§ PARTS OF THE EXERCISE:
1: In the post about finding differences between XML news feeds, how long did the Saxon 653 transform take once keys were used to index the prior stories?
2: Extend the post about finding differences between XML news feeds, beginning after its final sentence.

RE: How Do I Generate A Set-Difference With Context - Part A
2005-03-12 17:52:23
This continues my earlier post, unfortunately unresponded to, on the same
subject. The original post is here:
http://www.biglist.com/lists/xsl-list/archives/200503/msg00332.html
I've put on the back burner my initial quest of writing a generic
diff-finding stylesheet. While I know I could do this in a, say, procedural
programming language (walk the trees, compare children, recurse), and since
[I read that] XSLT is Turing Complete, I know I can achieve this in XSLT as
well. Just not right away.
The diff quest came from the following problem: I get periodic XML "feeds"
from a news syndicate; these feeds are parsed, formatted in HTML, and
published on a website. Each feed is an XML file, and contains zero or more
"stories". A story may be exactly like that in the immediately-prior feed,
may be slightly different, or may be completely new. Hence my desire to
"diff" 2 feeds rather than simply regenerate all stories. When only, say,
20 stories change among 1000+ stories, this is a processing win.
I've modified my initial diff quest to one that is content with looking for
differences in known nodes of an input document. In this case I
pass-through everything other than a <story> node; when I encounter a
<story> node I look for a matching story in the prior feed, and pass through
if not found. "matching" means local-names are same, attributes are same in
number, name and value, and all child nodes of <story> are present and
similarly equal to those in the prior <story>, if any. I realize "match"
may be application dependant.
I used an augmented vset:difference from "XSLT Cookbook" to determine
<story> differences. MSXML 4x (?) from a .NET app took 6-something minutes
for a 1200-node transform. Saxon v653, JDK 1.4, from the commandline took
4-something minutes. Then I used keys to "index" stories in the prior,
compared-to document. Now Saxon 653 took 42 seconds for the transform.
Then I modified vset:difference to "short-circuit" at the first difference;
now Saxon 653 took 30 seconds for the transform. I can't think of other
algorithmic improvements to make; if anybody else can, please post.

[Spatial layout data]
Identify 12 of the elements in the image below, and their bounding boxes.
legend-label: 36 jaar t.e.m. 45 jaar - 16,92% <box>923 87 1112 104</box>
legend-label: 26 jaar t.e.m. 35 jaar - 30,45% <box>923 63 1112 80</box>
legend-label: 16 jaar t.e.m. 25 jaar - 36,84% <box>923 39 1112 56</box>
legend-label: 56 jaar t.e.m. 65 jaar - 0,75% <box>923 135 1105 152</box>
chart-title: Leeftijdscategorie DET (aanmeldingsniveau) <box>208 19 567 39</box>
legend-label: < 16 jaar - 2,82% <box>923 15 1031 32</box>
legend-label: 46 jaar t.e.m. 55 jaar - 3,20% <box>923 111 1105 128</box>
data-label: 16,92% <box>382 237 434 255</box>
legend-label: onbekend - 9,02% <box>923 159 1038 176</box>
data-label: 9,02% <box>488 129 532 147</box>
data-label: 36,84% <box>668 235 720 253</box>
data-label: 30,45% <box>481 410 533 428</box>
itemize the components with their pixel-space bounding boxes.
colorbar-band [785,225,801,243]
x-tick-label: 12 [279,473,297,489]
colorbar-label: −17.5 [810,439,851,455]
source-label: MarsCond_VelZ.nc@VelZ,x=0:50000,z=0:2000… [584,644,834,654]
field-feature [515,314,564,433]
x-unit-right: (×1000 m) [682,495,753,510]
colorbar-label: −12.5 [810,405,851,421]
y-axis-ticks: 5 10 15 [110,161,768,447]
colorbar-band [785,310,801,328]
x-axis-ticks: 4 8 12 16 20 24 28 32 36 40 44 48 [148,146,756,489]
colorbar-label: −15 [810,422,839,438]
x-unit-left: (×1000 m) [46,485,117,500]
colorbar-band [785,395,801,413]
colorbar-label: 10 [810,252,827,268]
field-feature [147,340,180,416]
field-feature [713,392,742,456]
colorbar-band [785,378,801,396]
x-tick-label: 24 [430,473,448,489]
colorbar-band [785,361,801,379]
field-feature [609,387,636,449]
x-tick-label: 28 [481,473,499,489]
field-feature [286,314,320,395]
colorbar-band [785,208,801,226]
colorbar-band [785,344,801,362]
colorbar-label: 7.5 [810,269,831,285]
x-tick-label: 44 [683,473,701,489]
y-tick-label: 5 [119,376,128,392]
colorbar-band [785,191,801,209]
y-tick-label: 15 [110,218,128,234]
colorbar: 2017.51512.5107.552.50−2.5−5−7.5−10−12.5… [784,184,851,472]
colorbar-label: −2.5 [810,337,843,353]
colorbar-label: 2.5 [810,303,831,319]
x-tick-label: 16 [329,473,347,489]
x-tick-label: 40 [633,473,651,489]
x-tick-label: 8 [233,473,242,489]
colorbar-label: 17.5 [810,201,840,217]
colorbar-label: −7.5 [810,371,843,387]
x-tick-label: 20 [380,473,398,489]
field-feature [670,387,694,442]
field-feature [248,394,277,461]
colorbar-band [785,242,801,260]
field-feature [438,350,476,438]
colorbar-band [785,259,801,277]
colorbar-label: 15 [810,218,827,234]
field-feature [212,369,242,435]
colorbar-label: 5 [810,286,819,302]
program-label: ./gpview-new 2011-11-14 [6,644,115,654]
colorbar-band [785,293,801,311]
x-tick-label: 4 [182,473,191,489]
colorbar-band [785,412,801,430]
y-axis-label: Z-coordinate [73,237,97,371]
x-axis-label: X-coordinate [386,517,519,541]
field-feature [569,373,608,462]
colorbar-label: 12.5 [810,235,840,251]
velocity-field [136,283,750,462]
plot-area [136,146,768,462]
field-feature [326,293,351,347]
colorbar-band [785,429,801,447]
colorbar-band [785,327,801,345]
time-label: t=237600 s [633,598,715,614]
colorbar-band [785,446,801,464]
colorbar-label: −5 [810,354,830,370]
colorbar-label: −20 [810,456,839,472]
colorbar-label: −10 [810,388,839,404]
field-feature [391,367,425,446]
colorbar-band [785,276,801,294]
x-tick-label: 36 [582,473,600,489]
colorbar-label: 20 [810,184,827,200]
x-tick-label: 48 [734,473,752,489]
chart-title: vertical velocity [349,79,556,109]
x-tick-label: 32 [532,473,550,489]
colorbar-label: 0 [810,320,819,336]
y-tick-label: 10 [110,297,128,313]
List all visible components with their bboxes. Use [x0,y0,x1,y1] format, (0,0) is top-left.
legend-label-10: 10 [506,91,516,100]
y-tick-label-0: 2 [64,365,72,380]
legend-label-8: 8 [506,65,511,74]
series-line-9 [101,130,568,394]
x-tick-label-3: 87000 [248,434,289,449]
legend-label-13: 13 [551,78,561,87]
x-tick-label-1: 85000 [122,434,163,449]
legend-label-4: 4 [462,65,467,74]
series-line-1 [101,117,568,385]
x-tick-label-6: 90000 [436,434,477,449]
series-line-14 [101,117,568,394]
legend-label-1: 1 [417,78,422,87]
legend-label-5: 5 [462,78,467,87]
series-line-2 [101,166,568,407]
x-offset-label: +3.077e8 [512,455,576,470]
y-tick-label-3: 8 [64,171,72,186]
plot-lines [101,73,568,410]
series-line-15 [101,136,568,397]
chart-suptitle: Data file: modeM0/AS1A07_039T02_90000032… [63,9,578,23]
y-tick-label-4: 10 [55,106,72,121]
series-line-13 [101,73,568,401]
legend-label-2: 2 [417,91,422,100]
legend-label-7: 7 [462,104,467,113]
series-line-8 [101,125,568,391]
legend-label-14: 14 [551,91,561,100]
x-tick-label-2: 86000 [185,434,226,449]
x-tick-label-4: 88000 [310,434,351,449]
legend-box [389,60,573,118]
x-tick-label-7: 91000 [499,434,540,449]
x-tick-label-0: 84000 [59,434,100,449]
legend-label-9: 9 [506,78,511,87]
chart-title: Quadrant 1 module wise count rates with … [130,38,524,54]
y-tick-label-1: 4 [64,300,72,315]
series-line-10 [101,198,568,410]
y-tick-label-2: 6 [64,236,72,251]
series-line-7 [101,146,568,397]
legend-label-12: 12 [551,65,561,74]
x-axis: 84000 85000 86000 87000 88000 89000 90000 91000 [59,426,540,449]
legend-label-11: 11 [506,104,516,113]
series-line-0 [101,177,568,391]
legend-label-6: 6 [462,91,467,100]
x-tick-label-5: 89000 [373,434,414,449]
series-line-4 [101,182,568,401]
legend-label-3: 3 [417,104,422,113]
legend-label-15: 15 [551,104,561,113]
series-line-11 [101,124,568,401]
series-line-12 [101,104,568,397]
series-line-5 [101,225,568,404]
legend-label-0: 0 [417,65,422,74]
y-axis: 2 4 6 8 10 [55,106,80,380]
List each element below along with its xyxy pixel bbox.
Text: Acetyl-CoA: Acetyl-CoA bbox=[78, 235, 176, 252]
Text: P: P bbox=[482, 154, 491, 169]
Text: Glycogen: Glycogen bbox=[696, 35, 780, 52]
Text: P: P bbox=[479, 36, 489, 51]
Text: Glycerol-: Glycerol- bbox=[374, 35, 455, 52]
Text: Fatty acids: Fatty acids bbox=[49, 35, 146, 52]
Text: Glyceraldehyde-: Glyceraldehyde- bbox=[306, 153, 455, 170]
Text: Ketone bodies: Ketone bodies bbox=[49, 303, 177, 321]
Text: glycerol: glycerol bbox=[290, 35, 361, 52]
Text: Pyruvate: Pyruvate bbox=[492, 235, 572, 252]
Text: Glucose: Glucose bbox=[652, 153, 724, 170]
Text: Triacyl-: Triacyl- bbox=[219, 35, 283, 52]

§ EXERCISE RESULTS:
1: 42 seconds.

2:
Now for a question: each <story> has, say, a @date attribute; multiple
stories in 1 feed may have the same @date value. If I find a changed (or
new) story, I want to pass through not just that story, but also all other
stories with that same @date value, no matter they're unchanged.
My first thougth about accomplishing this is to perform some sort of
pipeline processing (it's immaterial if it's done in-situ in the XSLT
processor). The first pass would generate a diff result, and a second pass
would add back all stories of the same [unique] dates as the ones in the
diff result.
It would be nice to do this in one [conceptual] pass:
--for every story check if it should pass through
--if a passthrough also pass through otheries stories with the same @date
Of course, a naive approach would have stories output multiply, unless I
somehow "remember" what [say, dates] has already passed through. I could do
that in a procedural language, but don't know how to [efficiently] in a
functional one such as XSLT. While I read up on functional programming
techniques, if anybody can suggest a way to accomplish this, please post.
Here are 2 sample feeds:
feed1.xml
======
<feed>
<story @date="1" text="a"/>
<story @date="2" text="a"/>
</feed>
feed2.xml
======
<feed>
<story @date="1" text="a"/>
<story @date="1" text="b"/>
<story @date="2" text="a"/>
</feed>
If feed2.xml were the "current" feed, and feed1.xml the propr one, I want to
end up with the following, in 1 pass.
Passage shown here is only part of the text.